What you have to do:
Copy each line that has the string "rmse" somewhere in it.

────────────────

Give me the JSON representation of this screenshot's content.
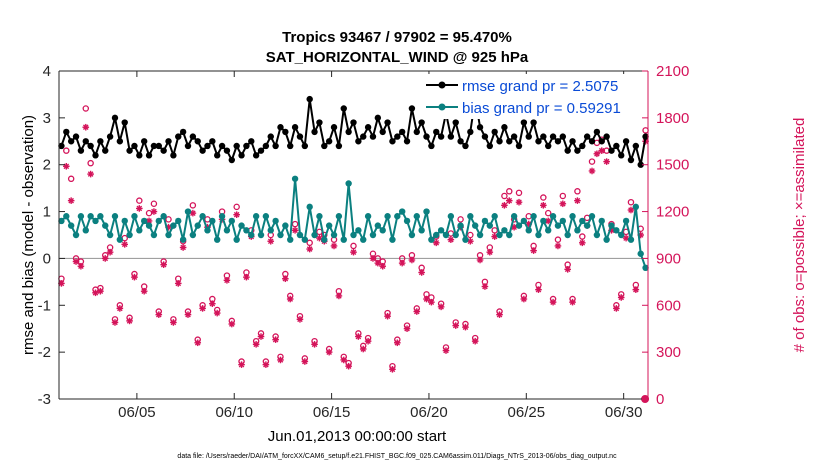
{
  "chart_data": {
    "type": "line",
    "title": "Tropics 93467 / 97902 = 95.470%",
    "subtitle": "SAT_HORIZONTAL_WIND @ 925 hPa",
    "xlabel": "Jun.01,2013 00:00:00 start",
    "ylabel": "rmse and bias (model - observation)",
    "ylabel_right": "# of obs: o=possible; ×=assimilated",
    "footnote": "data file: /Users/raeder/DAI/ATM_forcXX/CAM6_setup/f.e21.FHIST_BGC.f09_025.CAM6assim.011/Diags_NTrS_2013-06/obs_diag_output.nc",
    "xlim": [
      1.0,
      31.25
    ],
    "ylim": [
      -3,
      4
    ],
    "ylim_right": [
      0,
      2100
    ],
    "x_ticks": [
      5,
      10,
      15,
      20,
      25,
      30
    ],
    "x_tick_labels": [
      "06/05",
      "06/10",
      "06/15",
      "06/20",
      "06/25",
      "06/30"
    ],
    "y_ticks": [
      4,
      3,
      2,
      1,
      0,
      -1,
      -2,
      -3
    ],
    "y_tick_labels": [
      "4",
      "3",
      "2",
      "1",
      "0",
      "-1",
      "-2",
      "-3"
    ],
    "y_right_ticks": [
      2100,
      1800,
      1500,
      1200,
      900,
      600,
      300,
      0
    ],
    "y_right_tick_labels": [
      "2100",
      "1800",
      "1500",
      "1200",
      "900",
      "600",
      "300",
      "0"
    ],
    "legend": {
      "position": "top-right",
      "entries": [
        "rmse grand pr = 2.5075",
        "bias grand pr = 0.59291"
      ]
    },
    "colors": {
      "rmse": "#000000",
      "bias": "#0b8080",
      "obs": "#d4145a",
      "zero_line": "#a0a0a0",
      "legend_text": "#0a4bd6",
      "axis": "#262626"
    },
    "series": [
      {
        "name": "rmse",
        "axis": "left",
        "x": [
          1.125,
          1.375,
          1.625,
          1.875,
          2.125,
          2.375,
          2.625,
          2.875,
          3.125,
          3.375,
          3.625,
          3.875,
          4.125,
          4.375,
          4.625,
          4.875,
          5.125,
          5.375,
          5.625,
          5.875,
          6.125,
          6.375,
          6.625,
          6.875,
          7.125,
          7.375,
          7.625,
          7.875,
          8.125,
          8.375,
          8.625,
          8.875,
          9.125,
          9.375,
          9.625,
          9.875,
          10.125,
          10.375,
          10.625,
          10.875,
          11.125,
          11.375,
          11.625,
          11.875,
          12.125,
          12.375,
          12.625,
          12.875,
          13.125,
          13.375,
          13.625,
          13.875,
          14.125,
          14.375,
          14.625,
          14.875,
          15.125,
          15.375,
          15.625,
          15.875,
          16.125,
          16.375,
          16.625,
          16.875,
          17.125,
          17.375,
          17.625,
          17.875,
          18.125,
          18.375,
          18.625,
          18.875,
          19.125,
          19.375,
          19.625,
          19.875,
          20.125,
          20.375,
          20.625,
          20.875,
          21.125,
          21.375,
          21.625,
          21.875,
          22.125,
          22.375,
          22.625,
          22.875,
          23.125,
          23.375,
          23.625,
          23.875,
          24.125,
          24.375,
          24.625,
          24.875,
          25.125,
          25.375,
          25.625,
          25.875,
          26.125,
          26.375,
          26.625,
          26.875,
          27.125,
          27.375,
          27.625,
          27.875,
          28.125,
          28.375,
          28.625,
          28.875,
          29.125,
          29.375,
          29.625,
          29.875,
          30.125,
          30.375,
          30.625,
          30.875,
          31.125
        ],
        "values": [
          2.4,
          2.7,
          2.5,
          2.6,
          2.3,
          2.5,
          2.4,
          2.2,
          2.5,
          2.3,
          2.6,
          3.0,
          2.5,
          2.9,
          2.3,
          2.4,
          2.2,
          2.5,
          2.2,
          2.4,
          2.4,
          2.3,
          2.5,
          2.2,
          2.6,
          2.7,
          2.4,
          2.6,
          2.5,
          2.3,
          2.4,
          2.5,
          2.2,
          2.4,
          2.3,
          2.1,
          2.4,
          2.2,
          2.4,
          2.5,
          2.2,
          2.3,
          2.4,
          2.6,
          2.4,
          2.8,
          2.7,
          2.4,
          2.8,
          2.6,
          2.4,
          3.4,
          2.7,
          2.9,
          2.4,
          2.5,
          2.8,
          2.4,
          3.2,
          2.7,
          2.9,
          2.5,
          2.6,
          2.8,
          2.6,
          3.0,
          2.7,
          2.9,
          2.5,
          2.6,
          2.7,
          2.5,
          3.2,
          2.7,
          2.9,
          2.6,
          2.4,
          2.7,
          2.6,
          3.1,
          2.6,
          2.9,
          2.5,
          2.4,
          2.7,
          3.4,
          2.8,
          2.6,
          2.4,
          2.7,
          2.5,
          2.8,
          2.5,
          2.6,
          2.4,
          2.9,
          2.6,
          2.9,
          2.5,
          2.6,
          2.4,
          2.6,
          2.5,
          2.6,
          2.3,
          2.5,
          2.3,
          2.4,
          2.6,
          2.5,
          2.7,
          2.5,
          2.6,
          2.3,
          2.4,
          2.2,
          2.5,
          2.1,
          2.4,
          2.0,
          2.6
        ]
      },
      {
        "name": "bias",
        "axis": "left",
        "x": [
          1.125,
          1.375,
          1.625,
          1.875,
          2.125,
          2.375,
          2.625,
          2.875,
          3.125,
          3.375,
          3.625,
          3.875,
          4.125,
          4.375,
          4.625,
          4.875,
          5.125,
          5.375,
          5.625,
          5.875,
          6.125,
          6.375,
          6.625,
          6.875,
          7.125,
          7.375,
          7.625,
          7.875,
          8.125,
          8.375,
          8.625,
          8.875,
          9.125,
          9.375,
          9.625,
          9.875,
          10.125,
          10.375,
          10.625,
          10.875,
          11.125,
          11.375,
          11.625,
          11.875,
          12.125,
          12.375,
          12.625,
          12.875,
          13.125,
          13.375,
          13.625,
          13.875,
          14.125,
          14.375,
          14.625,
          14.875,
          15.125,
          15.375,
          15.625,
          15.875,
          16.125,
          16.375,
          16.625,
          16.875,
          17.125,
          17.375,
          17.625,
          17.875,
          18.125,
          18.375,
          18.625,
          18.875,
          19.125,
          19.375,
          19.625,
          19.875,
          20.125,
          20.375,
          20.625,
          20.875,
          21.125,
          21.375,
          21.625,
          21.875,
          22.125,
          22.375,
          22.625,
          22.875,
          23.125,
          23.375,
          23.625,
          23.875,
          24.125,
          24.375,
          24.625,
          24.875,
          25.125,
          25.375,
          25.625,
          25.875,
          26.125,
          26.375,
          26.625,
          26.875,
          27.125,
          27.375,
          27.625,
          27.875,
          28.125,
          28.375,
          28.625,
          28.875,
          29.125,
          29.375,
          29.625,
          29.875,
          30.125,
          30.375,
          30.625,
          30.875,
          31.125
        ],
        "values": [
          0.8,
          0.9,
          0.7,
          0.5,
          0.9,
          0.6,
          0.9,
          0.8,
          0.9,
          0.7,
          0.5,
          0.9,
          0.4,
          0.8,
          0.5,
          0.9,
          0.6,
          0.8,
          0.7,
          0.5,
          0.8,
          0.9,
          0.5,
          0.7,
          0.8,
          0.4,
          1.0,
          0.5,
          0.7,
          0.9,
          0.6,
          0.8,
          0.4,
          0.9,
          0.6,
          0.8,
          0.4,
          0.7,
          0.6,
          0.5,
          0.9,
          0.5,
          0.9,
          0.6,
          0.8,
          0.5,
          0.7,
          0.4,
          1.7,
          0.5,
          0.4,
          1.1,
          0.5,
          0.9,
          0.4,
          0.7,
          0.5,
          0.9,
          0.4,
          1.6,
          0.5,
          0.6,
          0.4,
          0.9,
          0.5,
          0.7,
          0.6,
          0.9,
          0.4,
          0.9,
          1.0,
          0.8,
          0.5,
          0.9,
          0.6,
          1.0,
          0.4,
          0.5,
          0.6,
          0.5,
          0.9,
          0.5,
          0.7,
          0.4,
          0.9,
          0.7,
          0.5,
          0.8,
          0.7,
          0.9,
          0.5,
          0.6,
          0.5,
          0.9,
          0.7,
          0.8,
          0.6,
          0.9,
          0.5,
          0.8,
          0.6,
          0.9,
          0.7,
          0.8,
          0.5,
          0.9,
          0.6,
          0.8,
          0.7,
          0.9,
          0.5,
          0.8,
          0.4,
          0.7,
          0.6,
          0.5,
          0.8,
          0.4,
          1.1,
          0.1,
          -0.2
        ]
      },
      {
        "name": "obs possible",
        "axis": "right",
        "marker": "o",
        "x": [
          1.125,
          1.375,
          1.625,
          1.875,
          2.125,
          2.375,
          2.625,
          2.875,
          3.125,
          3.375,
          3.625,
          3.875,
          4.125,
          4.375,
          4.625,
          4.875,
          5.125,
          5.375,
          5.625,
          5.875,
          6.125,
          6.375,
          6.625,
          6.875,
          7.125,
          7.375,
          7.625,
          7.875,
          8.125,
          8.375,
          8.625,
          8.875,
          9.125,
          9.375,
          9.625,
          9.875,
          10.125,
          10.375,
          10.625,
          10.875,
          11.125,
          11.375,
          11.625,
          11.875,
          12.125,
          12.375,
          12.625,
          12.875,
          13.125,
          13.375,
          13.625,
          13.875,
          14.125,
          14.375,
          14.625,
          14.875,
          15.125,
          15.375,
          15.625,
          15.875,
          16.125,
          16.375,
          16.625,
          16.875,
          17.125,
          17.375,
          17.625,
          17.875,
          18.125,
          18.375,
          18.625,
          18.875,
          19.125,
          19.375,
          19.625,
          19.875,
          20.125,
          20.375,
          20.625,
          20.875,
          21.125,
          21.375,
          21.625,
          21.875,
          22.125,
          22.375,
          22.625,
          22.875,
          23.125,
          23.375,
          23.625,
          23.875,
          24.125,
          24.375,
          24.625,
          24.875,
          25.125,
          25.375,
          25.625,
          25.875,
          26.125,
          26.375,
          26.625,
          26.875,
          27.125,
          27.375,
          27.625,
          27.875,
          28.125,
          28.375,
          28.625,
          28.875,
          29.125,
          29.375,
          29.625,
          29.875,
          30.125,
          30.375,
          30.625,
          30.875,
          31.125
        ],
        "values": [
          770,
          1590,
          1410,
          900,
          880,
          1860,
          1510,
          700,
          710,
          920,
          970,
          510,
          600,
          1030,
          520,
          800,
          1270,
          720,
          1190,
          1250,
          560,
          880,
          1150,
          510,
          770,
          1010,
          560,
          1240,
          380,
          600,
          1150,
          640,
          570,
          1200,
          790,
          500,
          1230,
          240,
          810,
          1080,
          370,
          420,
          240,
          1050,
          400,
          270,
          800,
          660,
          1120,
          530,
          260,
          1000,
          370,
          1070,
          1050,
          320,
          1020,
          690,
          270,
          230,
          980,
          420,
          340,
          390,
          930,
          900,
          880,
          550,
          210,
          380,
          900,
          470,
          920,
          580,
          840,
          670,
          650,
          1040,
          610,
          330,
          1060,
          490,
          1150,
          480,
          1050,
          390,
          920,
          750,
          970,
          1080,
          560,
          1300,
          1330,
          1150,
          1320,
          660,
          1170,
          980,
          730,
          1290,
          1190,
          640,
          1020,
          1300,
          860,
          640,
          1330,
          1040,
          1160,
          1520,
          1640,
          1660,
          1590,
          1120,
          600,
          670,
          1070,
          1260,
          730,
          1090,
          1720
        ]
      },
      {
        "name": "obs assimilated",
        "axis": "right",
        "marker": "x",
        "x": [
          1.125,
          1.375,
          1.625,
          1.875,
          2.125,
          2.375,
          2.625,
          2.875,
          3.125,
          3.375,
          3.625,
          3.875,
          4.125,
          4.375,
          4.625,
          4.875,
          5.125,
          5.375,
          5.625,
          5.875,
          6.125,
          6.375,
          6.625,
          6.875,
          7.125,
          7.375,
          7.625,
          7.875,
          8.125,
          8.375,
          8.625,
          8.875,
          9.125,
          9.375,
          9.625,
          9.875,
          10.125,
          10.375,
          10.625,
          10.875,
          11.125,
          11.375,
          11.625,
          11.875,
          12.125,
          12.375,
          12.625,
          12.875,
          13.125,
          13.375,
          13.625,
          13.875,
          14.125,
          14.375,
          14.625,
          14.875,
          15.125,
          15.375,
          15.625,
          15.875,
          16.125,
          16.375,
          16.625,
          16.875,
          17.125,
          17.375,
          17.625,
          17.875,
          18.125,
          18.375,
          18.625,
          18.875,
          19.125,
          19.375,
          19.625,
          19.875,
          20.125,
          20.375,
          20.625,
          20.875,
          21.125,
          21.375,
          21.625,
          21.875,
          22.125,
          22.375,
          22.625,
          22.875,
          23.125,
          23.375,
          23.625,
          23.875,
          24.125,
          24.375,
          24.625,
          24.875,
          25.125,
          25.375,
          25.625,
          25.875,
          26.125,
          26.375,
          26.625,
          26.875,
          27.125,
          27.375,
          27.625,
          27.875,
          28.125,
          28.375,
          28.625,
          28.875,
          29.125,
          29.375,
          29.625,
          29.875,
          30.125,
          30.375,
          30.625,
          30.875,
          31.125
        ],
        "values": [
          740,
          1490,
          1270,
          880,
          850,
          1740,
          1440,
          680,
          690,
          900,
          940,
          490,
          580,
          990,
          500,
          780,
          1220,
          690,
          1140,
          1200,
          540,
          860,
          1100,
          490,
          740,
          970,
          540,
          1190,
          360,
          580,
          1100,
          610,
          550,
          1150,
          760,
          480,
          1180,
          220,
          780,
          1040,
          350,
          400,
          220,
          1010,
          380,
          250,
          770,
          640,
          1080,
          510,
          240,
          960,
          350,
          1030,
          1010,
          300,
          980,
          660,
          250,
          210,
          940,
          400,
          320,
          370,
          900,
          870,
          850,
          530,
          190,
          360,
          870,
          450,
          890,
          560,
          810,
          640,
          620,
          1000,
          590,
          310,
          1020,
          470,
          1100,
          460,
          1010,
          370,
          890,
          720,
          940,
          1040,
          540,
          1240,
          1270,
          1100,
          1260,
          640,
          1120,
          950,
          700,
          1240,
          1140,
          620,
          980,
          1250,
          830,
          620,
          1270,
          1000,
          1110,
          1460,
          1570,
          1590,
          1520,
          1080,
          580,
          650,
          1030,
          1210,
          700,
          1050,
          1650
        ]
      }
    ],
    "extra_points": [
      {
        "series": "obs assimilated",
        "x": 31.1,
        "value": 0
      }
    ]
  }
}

────────────────

Exercise response:
    "ylabel": "rmse and bias (model - observation)",
        "rmse grand pr = 2.5075",
      "rmse": "#000000",
        "name": "rmse",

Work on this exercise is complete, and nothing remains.